TASK DESCRIPTION:
Take each line containing "Hongsermeyer" and report it exactly as written.
EXTRACTED INFORMATION start
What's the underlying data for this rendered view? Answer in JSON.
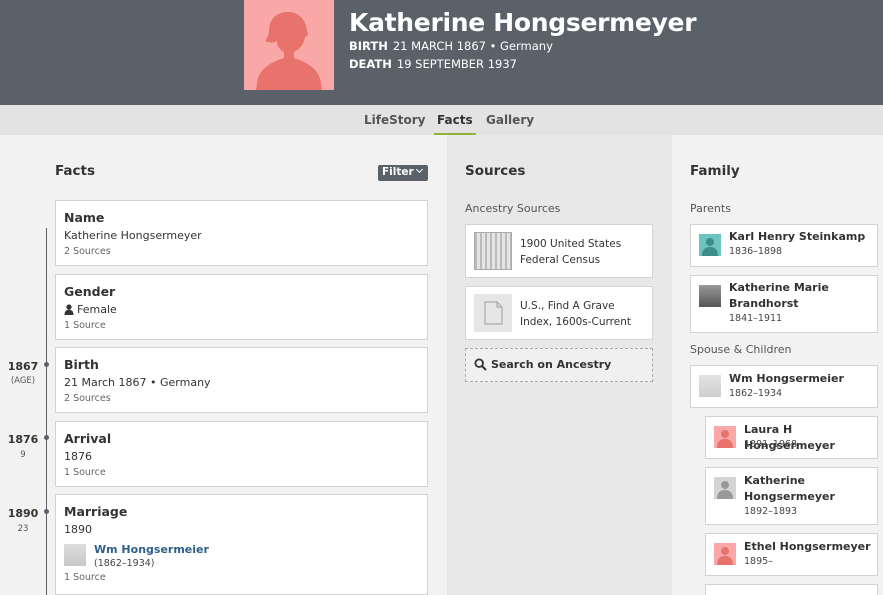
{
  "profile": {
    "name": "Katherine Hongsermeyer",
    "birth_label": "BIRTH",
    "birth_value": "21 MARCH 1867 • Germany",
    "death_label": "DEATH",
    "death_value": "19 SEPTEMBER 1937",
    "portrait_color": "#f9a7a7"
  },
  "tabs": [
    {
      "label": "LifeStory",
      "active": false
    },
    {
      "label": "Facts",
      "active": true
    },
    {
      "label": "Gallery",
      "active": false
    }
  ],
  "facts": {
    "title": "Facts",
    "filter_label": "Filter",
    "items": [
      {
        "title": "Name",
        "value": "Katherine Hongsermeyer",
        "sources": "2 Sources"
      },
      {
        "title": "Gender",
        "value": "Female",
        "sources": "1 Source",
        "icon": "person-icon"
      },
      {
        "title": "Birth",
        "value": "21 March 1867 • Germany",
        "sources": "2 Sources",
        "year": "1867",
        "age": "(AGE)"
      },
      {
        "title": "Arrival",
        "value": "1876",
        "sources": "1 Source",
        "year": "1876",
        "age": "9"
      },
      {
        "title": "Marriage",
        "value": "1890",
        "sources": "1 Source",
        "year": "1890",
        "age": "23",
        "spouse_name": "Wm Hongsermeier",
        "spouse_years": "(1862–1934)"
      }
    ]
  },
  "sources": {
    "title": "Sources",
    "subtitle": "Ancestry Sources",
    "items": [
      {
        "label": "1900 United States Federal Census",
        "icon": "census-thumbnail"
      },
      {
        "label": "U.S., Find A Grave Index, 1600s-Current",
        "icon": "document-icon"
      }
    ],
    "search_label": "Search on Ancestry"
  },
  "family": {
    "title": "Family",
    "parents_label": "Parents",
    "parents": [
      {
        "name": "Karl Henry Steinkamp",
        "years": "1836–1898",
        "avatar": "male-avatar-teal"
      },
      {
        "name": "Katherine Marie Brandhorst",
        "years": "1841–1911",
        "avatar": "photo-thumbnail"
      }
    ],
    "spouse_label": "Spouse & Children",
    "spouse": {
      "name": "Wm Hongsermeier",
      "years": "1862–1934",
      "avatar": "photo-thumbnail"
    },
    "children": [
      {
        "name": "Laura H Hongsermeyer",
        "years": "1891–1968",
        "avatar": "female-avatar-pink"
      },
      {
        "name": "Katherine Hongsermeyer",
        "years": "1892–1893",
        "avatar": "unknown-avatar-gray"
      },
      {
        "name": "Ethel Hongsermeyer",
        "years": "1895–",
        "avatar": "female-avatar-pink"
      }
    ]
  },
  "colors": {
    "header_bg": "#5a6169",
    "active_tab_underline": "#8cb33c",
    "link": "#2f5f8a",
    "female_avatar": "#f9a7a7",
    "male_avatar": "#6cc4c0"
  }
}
EXTRACTED INFORMATION end
EXTRACTED INFORMATION start
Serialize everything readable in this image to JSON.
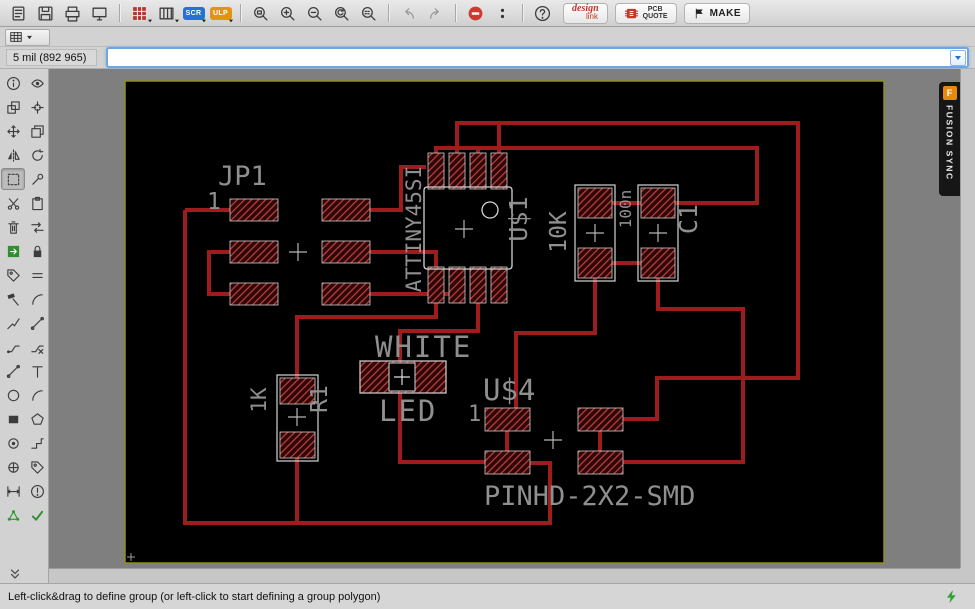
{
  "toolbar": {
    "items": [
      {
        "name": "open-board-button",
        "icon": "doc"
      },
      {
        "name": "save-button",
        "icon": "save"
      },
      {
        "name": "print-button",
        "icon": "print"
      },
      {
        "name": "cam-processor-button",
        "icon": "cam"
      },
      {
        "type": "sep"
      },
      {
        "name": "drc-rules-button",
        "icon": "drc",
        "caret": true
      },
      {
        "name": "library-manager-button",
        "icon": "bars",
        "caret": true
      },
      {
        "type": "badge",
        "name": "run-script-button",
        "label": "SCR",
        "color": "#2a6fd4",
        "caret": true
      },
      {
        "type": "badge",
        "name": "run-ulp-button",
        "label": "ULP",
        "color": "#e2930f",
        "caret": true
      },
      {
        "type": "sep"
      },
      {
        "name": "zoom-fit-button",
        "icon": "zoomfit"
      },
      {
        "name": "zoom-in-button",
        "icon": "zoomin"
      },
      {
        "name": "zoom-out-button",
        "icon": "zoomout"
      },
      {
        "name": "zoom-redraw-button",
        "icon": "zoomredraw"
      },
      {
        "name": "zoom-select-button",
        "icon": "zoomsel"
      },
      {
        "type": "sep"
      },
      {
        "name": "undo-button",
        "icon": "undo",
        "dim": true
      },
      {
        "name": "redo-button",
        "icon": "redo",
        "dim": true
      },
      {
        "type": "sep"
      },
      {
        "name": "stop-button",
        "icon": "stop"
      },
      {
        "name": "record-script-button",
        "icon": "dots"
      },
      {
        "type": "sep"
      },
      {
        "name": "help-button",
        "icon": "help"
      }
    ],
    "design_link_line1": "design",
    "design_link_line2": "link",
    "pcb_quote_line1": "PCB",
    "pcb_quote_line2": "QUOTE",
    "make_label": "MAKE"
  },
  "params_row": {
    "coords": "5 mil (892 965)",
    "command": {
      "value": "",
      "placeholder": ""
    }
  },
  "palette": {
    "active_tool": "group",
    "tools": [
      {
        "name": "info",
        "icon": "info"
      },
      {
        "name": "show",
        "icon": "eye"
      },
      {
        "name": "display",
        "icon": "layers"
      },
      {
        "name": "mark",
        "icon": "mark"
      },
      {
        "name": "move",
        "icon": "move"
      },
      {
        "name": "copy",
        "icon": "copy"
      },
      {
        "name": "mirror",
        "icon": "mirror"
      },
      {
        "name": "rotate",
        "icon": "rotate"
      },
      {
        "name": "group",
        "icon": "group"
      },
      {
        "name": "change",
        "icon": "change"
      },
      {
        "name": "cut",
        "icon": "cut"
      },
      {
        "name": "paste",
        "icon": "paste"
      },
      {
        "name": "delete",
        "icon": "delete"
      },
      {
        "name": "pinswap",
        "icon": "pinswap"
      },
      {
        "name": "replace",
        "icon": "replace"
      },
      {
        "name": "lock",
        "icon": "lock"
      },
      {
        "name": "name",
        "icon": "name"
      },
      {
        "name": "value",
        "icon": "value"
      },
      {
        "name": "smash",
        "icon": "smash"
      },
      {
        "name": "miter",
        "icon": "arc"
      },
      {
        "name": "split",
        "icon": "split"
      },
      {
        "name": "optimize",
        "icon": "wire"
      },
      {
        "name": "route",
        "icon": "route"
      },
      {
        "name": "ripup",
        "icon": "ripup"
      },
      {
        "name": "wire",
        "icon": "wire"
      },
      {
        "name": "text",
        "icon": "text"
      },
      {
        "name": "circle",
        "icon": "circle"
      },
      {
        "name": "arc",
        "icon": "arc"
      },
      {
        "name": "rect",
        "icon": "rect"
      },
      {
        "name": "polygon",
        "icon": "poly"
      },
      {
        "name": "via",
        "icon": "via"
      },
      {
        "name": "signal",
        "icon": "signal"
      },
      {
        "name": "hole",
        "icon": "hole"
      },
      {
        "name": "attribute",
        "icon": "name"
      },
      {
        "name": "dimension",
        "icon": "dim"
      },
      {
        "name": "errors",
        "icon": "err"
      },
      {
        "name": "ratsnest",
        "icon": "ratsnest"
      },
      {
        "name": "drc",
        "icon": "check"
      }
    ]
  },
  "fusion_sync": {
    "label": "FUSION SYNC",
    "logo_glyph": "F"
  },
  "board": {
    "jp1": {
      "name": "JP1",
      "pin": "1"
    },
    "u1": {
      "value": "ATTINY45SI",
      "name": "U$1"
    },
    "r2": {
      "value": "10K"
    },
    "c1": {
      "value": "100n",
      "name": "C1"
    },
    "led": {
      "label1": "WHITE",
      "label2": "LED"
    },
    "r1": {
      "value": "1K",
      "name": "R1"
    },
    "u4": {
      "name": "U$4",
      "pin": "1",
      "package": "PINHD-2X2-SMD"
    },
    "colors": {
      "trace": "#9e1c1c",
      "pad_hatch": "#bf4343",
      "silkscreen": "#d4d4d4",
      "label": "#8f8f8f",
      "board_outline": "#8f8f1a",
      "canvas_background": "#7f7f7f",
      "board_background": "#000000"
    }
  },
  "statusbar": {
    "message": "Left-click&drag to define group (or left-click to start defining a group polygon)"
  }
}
EXTRACTED INFORMATION end
WRITTEN ANSWER:
    "name": "Katherine Hongsermeyer",
        "value": "Katherine Hongsermeyer",
        "name": "Laura H Hongsermeyer",
        "name": "Katherine Hongsermeyer",
        "name": "Ethel Hongsermeyer",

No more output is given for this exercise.